The request: Set down all of the data that follows word for word, without the images.

Exercise data:
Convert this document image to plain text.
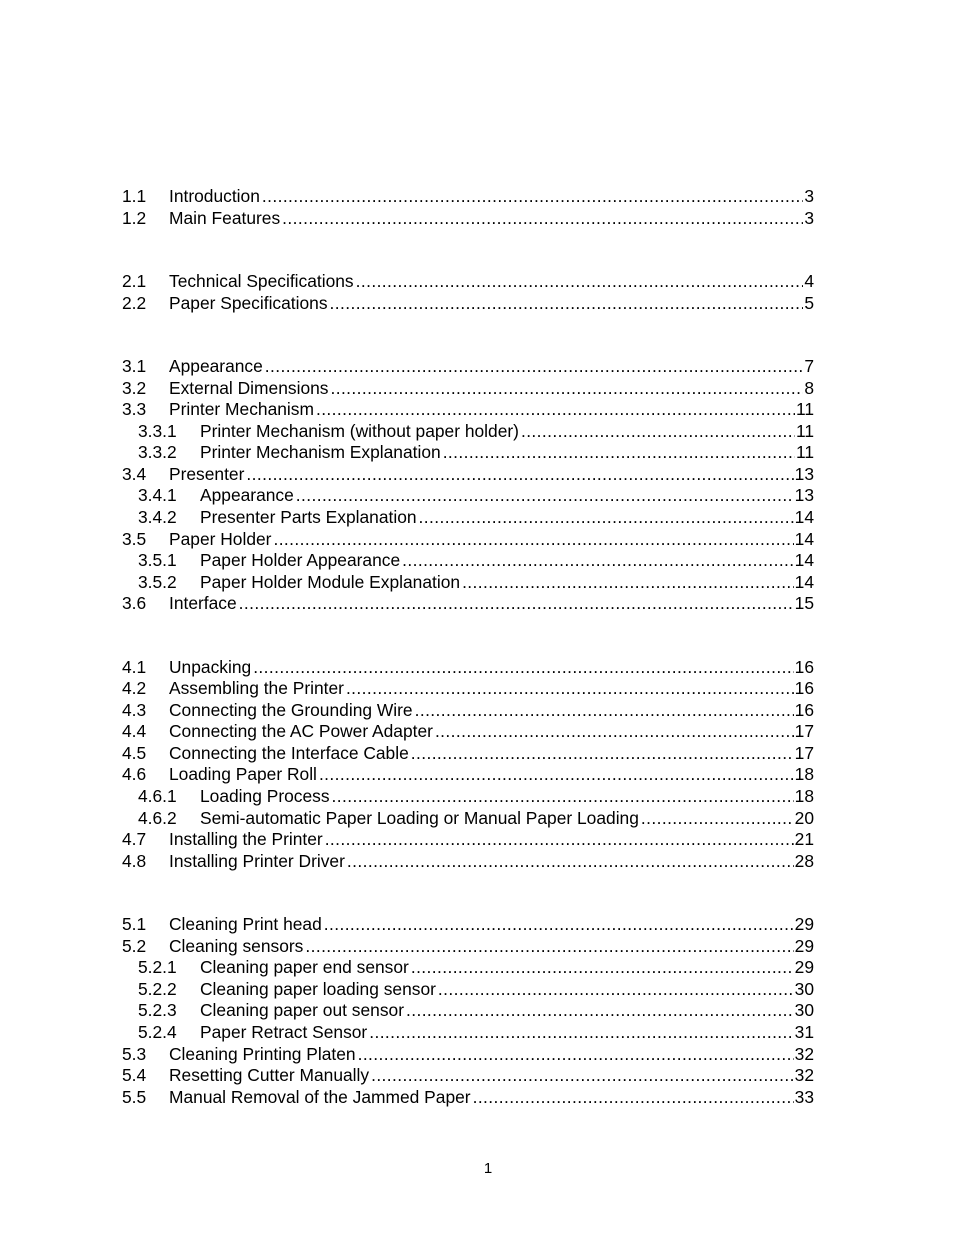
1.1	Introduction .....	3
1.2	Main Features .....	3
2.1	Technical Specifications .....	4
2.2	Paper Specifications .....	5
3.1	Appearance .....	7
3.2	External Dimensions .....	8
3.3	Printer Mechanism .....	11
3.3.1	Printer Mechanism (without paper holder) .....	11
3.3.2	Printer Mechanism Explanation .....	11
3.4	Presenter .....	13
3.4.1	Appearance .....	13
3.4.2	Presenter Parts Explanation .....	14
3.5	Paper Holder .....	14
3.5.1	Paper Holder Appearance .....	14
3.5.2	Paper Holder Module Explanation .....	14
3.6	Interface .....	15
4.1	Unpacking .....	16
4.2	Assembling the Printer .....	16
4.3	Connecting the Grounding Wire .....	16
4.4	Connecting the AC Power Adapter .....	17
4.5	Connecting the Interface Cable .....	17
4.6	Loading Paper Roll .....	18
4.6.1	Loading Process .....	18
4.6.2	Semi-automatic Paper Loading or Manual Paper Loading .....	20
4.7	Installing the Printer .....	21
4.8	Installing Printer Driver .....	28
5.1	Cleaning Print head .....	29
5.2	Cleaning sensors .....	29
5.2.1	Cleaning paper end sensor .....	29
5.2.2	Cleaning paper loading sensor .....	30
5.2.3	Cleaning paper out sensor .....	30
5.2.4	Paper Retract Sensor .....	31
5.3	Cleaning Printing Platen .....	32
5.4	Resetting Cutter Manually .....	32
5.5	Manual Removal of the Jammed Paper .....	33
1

Task solution:
Convert this document image to plain text.
1.1	Introduction .....	3
1.2	Main Features .....	3
2.1	Technical Specifications .....	4
2.2	Paper Specifications .....	5
3.1	Appearance .....	7
3.2	External Dimensions .....	8
3.3	Printer Mechanism .....	11
3.3.1	Printer Mechanism (without paper holder) .....	11
3.3.2	Printer Mechanism Explanation .....	11
3.4	Presenter .....	13
3.4.1	Appearance .....	13
3.4.2	Presenter Parts Explanation .....	14
3.5	Paper Holder .....	14
3.5.1	Paper Holder Appearance .....	14
3.5.2	Paper Holder Module Explanation .....	14
3.6	Interface .....	15
4.1	Unpacking .....	16
4.2	Assembling the Printer .....	16
4.3	Connecting the Grounding Wire .....	16
4.4	Connecting the AC Power Adapter .....	17
4.5	Connecting the Interface Cable .....	17
4.6	Loading Paper Roll .....	18
4.6.1	Loading Process .....	18
4.6.2	Semi-automatic Paper Loading or Manual Paper Loading .....	20
4.7	Installing the Printer .....	21
4.8	Installing Printer Driver .....	28
5.1	Cleaning Print head .....	29
5.2	Cleaning sensors .....	29
5.2.1	Cleaning paper end sensor .....	29
5.2.2	Cleaning paper loading sensor .....	30
5.2.3	Cleaning paper out sensor .....	30
5.2.4	Paper Retract Sensor .....	31
5.3	Cleaning Printing Platen .....	32
5.4	Resetting Cutter Manually .....	32
5.5	Manual Removal of the Jammed Paper .....	33
1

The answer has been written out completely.